§ **WHAT THE EXERCISE ASKS**
Which lines contain the string "срока"? Please list every one of them.

§ **DATA IN THIS EXERCISE**
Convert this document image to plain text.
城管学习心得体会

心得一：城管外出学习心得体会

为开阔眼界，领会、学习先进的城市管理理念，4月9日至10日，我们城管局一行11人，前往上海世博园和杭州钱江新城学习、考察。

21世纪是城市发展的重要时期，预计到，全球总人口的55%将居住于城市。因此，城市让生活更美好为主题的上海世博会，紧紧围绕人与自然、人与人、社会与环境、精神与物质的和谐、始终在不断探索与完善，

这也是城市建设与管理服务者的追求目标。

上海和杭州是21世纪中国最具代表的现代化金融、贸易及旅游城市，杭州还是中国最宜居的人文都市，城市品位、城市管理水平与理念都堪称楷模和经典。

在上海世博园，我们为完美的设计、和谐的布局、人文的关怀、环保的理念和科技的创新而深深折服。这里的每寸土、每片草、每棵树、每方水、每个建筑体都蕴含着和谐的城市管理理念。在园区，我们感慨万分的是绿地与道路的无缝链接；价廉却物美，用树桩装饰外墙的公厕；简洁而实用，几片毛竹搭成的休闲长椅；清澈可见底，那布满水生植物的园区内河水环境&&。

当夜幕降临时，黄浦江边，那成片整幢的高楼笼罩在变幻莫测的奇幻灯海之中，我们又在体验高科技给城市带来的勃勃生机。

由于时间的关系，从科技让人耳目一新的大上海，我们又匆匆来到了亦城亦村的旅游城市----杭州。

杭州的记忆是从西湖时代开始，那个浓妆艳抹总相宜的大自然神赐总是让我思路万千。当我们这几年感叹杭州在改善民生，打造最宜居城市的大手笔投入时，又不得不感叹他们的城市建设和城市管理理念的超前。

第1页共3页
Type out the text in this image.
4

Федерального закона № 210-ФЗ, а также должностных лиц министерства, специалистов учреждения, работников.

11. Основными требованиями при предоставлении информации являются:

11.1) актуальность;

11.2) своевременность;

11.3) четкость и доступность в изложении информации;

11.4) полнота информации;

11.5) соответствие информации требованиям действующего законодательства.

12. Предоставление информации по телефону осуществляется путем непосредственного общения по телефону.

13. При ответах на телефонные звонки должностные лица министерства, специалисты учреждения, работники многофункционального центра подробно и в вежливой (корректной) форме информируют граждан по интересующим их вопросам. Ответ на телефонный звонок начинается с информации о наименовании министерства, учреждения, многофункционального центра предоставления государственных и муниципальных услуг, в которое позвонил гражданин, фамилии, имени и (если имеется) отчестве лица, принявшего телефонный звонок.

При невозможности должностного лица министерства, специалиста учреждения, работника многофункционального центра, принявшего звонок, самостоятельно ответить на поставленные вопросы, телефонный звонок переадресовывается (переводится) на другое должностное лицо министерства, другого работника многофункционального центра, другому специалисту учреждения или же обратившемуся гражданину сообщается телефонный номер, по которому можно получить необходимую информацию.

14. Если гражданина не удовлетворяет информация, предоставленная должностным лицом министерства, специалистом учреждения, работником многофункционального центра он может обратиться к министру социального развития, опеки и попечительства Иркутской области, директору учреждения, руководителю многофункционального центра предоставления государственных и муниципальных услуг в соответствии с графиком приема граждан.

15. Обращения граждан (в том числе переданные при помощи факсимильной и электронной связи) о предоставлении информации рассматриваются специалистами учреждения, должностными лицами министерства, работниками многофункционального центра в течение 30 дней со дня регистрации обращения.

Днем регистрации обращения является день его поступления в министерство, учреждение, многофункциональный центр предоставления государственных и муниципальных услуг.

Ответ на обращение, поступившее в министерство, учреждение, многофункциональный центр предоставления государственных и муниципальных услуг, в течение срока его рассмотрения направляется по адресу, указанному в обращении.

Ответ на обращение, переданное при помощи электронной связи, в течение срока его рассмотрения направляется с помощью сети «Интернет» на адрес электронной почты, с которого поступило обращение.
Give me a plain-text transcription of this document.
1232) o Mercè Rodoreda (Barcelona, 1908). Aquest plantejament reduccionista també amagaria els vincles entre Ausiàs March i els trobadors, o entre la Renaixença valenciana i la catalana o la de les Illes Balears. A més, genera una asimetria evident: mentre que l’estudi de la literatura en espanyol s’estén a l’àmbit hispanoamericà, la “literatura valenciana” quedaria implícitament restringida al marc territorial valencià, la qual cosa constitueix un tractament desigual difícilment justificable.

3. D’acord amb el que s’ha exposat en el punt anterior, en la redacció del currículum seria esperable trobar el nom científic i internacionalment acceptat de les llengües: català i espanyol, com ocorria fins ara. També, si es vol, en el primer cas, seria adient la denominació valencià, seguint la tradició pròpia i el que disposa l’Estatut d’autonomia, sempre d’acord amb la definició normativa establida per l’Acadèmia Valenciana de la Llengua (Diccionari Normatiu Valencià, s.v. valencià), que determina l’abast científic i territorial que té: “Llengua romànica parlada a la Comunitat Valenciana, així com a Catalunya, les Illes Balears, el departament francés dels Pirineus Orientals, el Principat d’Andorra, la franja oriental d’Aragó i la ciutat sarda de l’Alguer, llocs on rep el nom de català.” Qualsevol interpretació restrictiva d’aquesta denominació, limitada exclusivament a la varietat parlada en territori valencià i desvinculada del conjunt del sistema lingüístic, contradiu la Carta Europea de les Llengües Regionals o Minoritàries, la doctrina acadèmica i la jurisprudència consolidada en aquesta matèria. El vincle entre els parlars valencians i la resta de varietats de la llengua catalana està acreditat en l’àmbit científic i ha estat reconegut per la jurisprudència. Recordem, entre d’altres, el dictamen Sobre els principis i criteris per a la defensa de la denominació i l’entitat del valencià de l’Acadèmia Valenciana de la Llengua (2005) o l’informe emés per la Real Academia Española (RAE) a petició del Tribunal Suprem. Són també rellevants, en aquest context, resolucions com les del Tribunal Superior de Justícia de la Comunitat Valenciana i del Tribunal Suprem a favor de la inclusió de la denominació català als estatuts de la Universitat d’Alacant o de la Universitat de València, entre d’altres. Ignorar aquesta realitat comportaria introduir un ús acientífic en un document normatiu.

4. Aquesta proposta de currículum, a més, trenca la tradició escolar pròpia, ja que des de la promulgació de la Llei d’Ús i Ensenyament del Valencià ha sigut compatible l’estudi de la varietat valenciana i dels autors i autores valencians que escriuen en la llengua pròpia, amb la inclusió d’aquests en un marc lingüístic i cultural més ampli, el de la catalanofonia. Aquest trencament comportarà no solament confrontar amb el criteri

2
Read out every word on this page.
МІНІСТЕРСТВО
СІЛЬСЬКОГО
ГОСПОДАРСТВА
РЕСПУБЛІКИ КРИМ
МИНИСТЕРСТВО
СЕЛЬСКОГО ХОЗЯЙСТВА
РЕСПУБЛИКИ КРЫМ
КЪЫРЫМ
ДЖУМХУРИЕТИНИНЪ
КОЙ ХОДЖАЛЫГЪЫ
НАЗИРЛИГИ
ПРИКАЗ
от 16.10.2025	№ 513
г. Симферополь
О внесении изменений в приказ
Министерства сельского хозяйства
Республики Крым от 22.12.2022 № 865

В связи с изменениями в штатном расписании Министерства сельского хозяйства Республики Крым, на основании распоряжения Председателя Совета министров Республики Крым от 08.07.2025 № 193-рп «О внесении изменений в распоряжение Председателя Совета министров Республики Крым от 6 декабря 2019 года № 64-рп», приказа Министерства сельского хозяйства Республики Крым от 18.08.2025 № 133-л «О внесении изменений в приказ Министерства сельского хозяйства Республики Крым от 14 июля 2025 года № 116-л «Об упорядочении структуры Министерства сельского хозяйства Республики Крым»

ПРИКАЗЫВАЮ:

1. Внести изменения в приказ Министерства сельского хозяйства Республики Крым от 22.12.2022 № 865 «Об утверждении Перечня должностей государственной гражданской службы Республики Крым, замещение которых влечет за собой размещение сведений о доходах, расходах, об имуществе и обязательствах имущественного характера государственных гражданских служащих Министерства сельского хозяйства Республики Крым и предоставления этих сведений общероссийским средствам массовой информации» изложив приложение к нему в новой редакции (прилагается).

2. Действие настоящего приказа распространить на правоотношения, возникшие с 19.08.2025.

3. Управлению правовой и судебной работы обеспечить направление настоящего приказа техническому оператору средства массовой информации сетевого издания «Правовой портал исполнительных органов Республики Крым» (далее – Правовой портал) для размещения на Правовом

§ **SOLUTION TO THE PROBLEM**
Ответ на обращение, поступившее в министерство, учреждение, многофункциональный центр предоставления государственных и муниципальных услуг, в течение срока его рассмотрения направляется по адресу, указанному в обращении.
Ответ на обращение, переданное при помощи электронной связи, в течение срока его рассмотрения направляется с помощью сети «Интернет» на адрес электронной почты, с которого поступило обращение.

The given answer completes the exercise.